Lay out the data as a numbered list, starting at its first line and going through the line that contains "purchases-conversion-cell: $98,967.03 —", both included, and leave out any blank lines.

• **Given records**
------------------------------------------------

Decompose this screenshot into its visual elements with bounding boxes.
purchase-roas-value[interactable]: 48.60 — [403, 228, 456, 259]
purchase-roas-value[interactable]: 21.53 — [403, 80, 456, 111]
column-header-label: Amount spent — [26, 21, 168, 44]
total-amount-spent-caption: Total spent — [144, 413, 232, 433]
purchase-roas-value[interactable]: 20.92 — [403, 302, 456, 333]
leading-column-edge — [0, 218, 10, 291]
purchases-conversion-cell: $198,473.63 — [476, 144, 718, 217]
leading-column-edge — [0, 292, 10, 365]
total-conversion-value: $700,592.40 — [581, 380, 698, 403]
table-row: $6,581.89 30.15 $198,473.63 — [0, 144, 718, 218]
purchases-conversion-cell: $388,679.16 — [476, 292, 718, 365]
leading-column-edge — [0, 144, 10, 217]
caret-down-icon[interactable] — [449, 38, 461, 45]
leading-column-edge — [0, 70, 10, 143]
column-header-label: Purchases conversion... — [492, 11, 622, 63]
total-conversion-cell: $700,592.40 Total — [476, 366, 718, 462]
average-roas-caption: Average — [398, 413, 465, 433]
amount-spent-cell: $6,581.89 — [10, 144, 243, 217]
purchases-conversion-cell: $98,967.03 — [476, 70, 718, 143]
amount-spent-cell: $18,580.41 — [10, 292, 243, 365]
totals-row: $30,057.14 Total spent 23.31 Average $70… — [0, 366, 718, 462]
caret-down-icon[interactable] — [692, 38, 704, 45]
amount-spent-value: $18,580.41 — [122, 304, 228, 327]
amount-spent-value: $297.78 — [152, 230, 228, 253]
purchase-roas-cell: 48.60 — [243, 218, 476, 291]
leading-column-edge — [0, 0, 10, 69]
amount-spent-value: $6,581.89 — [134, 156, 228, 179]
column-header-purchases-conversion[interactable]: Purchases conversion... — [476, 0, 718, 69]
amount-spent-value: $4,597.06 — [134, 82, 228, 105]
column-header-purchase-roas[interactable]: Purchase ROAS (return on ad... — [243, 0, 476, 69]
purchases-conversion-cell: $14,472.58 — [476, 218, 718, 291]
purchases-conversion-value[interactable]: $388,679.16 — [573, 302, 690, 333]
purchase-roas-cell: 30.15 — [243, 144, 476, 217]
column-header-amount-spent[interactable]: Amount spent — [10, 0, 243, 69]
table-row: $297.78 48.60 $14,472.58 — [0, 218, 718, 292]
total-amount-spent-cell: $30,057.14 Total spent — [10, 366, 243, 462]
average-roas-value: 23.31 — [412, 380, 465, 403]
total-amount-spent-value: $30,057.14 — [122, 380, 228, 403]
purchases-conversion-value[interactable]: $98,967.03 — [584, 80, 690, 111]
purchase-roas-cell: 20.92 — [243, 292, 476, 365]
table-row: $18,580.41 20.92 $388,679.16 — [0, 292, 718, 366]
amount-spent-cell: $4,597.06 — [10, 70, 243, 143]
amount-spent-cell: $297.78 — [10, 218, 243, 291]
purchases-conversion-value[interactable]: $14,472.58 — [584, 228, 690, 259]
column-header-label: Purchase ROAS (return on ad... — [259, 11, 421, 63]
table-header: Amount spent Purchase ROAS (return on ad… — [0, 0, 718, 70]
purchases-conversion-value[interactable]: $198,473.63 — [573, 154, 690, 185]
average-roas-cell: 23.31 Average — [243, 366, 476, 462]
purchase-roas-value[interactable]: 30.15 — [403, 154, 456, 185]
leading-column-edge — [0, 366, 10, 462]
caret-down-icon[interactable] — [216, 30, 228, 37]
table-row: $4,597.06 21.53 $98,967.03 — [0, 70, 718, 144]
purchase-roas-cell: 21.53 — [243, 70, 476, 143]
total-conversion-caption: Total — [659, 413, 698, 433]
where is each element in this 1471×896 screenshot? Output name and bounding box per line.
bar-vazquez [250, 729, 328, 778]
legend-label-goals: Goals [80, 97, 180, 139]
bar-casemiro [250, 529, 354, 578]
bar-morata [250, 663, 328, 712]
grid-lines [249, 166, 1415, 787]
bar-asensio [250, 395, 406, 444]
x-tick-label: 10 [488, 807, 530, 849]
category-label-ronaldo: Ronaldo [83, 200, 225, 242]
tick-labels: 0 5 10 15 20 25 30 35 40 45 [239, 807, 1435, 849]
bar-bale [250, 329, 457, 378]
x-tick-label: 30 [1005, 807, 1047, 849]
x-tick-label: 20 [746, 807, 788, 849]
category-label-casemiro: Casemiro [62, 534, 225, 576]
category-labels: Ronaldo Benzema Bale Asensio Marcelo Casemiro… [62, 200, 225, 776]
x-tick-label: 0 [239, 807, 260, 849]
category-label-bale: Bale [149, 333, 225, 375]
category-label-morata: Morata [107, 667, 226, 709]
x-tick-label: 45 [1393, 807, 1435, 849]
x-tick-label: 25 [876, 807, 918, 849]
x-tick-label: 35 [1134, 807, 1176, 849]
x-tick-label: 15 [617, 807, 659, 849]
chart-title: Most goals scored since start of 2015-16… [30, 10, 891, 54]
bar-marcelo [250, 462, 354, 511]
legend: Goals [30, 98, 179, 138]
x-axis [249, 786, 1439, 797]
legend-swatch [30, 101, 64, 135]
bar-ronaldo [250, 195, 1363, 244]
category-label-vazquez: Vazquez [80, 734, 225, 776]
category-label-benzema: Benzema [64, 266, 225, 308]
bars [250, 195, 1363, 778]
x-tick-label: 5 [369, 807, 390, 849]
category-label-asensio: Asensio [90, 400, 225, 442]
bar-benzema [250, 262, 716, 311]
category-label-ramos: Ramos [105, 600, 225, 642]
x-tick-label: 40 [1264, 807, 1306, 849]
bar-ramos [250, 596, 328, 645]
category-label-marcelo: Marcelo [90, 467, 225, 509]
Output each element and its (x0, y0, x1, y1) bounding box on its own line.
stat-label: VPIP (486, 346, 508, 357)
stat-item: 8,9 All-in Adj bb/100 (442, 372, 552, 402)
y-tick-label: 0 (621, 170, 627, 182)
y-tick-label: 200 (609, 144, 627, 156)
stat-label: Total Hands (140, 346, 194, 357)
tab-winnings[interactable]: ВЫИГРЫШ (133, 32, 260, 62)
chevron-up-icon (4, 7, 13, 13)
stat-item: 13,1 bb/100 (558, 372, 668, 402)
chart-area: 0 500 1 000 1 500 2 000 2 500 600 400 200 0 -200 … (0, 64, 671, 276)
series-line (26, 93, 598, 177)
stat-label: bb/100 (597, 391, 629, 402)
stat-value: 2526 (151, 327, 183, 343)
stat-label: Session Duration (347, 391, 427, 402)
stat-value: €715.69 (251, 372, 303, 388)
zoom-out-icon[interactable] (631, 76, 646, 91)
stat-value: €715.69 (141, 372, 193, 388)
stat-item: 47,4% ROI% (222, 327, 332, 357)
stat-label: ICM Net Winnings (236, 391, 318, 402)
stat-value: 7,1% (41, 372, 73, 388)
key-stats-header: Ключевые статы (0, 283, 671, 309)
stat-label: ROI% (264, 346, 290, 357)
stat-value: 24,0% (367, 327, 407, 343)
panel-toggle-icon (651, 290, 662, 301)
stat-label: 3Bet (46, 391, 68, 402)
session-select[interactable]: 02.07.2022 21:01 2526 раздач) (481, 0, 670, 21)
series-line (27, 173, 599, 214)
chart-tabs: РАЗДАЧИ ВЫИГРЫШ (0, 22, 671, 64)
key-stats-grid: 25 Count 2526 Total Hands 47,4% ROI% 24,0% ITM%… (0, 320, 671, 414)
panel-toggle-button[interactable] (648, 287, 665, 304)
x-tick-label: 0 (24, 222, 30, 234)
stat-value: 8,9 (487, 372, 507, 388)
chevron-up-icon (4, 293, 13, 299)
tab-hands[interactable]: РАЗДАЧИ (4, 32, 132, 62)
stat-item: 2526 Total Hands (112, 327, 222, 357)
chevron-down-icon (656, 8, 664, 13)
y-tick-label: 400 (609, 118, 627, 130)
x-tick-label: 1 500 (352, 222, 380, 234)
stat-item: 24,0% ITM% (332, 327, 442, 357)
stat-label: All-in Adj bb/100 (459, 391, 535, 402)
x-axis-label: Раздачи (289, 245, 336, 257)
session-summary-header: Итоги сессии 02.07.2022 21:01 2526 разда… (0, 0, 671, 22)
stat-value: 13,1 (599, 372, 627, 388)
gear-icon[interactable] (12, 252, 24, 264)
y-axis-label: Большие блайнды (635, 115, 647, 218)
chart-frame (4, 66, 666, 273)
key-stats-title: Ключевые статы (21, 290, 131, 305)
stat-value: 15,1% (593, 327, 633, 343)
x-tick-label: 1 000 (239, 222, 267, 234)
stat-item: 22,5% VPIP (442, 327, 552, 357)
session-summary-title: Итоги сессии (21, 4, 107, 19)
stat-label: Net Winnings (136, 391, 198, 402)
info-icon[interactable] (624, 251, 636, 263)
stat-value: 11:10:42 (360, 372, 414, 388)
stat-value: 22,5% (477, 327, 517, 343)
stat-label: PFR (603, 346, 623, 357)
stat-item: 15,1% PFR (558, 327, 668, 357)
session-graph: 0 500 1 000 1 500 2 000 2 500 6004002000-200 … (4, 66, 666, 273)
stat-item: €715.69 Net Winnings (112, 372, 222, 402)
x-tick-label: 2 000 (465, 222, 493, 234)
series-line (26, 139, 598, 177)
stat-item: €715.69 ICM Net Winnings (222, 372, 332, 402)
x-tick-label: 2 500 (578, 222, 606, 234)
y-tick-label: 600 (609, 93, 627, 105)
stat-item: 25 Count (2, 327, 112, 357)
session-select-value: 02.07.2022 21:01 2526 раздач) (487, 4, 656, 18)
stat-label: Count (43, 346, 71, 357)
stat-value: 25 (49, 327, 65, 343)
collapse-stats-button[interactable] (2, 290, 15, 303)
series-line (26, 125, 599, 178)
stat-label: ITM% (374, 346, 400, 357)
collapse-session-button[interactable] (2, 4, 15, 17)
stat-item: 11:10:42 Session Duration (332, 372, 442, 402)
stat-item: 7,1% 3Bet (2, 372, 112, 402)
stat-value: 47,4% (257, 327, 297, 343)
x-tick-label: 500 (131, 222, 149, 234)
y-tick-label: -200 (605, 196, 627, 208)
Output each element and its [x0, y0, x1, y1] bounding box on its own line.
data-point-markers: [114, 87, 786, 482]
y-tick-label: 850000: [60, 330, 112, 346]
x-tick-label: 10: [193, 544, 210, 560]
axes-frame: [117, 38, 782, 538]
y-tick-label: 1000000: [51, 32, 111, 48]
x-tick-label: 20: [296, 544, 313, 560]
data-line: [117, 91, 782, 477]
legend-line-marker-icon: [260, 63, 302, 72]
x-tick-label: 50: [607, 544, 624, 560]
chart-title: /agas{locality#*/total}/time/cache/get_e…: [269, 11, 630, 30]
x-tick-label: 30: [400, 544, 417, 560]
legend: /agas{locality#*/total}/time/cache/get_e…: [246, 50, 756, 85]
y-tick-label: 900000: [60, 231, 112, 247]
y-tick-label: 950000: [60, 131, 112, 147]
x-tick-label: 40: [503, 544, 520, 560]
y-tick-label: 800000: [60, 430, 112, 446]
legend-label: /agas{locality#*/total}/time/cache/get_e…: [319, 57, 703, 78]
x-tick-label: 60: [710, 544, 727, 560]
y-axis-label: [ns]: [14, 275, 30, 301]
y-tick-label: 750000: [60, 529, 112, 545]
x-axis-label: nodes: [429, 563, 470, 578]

------------------------------------------------

• **Response**
1. Decompose this screenshot into its visual elements with bounding boxes.
2. purchase-roas-value[interactable]: 48.60 — [403, 228, 456, 259]
3. purchase-roas-value[interactable]: 21.53 — [403, 80, 456, 111]
4. column-header-label: Amount spent — [26, 21, 168, 44]
5. total-amount-spent-caption: Total spent — [144, 413, 232, 433]
6. purchase-roas-value[interactable]: 20.92 — [403, 302, 456, 333]
7. leading-column-edge — [0, 218, 10, 291]
8. purchases-conversion-cell: $198,473.63 — [476, 144, 718, 217]
9. leading-column-edge — [0, 292, 10, 365]
10. total-conversion-value: $700,592.40 — [581, 380, 698, 403]
11. table-row: $6,581.89 30.15 $198,473.63 — [0, 144, 718, 218]
12. purchases-conversion-cell: $388,679.16 — [476, 292, 718, 365]
13. leading-column-edge — [0, 144, 10, 217]
14. caret-down-icon[interactable] — [449, 38, 461, 45]
15. leading-column-edge — [0, 70, 10, 143]
16. column-header-label: Purchases conversion... — [492, 11, 622, 63]
17. total-conversion-cell: $700,592.40 Total — [476, 366, 718, 462]
18. average-roas-caption: Average — [398, 413, 465, 433]
19. amount-spent-cell: $6,581.89 — [10, 144, 243, 217]
20. purchases-conversion-cell: $98,967.03 — [476, 70, 718, 143]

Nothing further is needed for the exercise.